# Instruction:
Search the data for the word "镜像盘个数". Reproduce every line where it is found.

# Dataset content:
■ ■ ■ ■ ■ ■ ■
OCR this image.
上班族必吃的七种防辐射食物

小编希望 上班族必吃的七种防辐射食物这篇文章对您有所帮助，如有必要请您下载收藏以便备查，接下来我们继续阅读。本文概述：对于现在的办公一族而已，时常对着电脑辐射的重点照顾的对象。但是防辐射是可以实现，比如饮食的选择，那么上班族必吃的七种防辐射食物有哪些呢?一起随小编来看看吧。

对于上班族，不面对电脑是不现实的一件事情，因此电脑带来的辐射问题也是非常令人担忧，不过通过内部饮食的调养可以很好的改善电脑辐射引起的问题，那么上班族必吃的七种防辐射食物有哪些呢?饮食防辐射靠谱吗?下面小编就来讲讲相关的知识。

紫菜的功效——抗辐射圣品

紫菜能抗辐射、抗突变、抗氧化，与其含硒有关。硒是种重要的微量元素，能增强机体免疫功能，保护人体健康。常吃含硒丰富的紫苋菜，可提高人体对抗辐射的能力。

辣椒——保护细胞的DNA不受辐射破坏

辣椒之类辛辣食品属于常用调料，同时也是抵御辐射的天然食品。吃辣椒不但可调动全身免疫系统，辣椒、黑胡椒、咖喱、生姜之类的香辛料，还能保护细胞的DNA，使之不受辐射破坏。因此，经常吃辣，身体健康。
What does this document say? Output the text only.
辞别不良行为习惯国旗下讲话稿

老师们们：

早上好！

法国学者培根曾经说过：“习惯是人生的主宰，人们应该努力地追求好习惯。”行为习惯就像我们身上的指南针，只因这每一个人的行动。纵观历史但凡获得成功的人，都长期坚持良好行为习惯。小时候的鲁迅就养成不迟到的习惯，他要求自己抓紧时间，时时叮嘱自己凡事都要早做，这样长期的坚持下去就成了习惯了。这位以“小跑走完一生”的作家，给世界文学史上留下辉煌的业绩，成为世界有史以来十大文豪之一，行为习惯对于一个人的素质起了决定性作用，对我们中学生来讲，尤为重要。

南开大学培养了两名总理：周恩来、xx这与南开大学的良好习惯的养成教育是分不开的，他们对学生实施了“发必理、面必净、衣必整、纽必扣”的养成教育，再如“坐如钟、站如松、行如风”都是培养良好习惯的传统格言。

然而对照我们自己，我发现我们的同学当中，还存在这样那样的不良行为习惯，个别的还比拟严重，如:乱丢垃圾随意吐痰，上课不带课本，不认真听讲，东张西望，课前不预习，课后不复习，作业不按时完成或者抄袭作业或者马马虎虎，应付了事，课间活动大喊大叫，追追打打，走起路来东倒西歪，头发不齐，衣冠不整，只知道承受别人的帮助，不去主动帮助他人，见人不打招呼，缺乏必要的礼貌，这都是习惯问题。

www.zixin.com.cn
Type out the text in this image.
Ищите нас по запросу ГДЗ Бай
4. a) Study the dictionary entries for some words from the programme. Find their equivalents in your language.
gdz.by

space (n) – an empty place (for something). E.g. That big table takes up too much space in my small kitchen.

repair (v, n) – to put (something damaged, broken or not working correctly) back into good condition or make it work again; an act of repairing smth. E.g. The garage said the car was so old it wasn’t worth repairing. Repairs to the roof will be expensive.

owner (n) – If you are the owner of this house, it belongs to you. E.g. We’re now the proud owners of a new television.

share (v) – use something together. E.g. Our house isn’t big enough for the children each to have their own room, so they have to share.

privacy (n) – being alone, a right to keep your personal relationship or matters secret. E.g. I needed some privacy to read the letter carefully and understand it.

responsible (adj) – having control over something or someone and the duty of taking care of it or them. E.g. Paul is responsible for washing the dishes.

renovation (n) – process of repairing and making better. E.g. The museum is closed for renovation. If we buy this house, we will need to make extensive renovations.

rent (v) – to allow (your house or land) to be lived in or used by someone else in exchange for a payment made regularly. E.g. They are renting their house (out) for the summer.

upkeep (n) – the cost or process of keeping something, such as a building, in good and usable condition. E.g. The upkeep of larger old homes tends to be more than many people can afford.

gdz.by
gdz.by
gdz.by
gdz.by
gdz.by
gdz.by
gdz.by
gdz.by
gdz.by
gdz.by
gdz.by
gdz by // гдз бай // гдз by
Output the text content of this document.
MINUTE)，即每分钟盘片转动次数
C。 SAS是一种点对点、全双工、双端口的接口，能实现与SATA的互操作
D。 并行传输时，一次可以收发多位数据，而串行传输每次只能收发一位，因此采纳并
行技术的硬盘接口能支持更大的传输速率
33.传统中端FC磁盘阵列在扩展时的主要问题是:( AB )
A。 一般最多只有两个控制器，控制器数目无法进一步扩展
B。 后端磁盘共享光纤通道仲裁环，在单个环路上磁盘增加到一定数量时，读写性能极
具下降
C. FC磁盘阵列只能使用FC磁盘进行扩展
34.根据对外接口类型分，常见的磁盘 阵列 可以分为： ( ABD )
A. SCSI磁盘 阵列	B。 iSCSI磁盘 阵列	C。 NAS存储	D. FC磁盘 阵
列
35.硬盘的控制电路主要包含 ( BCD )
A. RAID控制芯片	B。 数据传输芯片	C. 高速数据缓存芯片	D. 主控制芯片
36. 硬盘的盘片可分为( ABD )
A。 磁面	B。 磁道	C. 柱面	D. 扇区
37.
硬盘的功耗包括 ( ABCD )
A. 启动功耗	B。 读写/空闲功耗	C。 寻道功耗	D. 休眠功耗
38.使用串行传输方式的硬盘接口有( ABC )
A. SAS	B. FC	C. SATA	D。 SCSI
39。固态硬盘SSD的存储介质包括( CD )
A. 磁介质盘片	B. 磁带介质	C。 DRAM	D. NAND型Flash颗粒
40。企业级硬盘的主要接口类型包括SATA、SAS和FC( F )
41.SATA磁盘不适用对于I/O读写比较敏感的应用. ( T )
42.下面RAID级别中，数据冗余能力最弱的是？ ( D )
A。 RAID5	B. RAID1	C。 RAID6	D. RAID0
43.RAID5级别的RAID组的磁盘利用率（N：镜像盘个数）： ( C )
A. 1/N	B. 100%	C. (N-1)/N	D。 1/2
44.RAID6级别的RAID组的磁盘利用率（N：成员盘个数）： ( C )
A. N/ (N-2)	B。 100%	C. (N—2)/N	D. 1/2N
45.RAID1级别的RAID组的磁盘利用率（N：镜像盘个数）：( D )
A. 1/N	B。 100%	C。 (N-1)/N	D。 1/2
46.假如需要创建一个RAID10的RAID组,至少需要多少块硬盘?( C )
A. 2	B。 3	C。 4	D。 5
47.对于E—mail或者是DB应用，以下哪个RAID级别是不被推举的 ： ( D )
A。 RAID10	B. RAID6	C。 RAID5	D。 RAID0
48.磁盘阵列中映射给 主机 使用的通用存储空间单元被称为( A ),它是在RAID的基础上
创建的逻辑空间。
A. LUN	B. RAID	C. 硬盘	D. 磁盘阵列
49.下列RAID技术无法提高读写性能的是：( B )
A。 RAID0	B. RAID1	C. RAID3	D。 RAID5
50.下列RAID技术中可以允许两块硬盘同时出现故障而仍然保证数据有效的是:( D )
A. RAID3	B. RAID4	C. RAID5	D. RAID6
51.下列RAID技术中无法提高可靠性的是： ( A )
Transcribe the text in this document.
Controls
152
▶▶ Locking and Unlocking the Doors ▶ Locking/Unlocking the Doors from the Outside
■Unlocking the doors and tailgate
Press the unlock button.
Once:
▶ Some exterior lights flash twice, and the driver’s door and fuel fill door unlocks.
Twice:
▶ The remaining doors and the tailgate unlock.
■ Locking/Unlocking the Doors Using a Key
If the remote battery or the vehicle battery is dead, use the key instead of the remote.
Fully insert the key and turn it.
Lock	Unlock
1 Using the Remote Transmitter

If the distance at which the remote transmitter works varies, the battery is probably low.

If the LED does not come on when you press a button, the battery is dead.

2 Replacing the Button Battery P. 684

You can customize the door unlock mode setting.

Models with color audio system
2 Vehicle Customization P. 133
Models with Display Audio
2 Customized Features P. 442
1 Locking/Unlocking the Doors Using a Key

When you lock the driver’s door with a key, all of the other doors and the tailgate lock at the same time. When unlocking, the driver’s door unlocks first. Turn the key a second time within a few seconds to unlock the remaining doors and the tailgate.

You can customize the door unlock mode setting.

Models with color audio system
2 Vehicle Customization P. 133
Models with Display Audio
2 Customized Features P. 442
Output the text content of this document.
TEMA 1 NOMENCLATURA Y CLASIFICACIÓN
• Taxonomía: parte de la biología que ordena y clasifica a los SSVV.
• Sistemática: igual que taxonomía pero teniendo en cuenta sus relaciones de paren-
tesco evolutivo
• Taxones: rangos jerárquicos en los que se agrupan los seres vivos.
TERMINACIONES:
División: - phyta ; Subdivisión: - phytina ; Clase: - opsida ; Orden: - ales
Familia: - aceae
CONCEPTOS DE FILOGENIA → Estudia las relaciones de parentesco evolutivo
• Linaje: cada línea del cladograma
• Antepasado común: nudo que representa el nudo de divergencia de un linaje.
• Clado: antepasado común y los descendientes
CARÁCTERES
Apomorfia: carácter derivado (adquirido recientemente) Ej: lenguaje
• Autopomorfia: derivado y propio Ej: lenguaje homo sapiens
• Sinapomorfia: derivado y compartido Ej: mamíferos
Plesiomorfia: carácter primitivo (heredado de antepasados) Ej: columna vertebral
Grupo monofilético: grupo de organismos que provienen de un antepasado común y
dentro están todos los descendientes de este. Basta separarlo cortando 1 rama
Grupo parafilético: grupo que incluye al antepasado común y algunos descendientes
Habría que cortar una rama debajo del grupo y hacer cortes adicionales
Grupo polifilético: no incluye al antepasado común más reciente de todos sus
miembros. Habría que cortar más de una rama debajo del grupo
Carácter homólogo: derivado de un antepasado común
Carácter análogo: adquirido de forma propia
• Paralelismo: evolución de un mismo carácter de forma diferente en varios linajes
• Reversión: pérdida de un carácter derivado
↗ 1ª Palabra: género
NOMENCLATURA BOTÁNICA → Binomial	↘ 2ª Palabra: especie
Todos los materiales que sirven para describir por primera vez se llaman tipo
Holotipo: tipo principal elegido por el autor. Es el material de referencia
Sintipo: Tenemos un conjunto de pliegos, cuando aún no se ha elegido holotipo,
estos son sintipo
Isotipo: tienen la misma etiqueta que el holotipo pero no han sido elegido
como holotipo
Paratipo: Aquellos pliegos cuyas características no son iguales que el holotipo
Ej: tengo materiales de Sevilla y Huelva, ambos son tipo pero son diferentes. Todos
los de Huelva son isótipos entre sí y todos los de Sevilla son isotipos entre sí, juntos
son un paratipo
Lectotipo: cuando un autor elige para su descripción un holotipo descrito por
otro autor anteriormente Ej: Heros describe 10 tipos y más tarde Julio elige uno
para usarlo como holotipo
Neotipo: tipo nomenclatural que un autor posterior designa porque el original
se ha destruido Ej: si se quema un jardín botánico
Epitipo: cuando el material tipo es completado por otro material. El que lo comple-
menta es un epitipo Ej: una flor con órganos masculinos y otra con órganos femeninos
■ ■ ■ ■ ■ ■ ■
# The solution:
43.RAID5级别的RAID组的磁盘利用率（N：镜像盘个数）： ( C )
45.RAID1级别的RAID组的磁盘利用率（N：镜像盘个数）：( D )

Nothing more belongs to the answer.